WHAT TO PRODUCE: Set down, in full, every record in the block.

start WORKING DATA

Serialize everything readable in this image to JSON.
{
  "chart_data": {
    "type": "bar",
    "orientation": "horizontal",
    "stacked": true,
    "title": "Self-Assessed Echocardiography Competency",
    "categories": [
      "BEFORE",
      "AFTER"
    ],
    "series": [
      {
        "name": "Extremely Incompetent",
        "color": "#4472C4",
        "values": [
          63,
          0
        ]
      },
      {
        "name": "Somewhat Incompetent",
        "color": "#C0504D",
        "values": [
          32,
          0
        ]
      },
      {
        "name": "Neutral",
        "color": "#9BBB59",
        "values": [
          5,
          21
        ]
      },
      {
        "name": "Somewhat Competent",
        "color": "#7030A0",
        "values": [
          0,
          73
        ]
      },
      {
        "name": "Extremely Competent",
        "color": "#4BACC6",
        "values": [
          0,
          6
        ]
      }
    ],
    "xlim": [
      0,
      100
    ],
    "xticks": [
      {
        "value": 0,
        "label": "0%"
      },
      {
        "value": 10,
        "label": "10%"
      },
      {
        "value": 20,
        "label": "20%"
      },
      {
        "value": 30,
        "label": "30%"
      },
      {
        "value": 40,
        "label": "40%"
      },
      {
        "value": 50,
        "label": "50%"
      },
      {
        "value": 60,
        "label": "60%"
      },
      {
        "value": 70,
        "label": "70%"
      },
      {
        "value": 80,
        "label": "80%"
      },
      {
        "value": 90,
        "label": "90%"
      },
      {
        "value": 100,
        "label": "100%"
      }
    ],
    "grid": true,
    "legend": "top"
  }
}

end WORKING DATA

WORKED SOLUTION:
Serialize everything readable in this image to JSON.
{
  "chart_data": {
    "type": "bar",
    "orientation": "horizontal",
    "stacked": true,
    "title": "Self-Assessed Echocardiography Competency",
    "categories": [
      "BEFORE",
      "AFTER"
    ],
    "series": [
      {
        "name": "Extremely Incompetent",
        "color": "#4472C4",
        "values": [
          63,
          0
        ]
      },
      {
        "name": "Somewhat Incompetent",
        "color": "#C0504D",
        "values": [
          32,
          0
        ]
      },
      {
        "name": "Neutral",
        "color": "#9BBB59",
        "values": [
          5,
          21
        ]
      },
      {
        "name": "Somewhat Competent",
        "color": "#7030A0",
        "values": [
          0,
          73
        ]
      },
      {
        "name": "Extremely Competent",
        "color": "#4BACC6",
        "values": [
          0,
          6
        ]
      }
    ],
    "xlim": [
      0,
      100
    ],
    "xticks": [
      {
        "value": 0,
        "label": "0%"
      },
      {
        "value": 10,
        "label": "10%"
      },
      {
        "value": 20,
        "label": "20%"
      },
      {
        "value": 30,
        "label": "30%"
      },
      {
        "value": 40,
        "label": "40%"
      },
      {
        "value": 50,
        "label": "50%"
      },
      {
        "value": 60,
        "label": "60%"
      },
      {
        "value": 70,
        "label": "70%"
      },
      {
        "value": 80,
        "label": "80%"
      },
      {
        "value": 90,
        "label": "90%"
      },
      {
        "value": 100,
        "label": "100%"
      }
    ],
    "grid": true,
    "legend": "top"
  }
}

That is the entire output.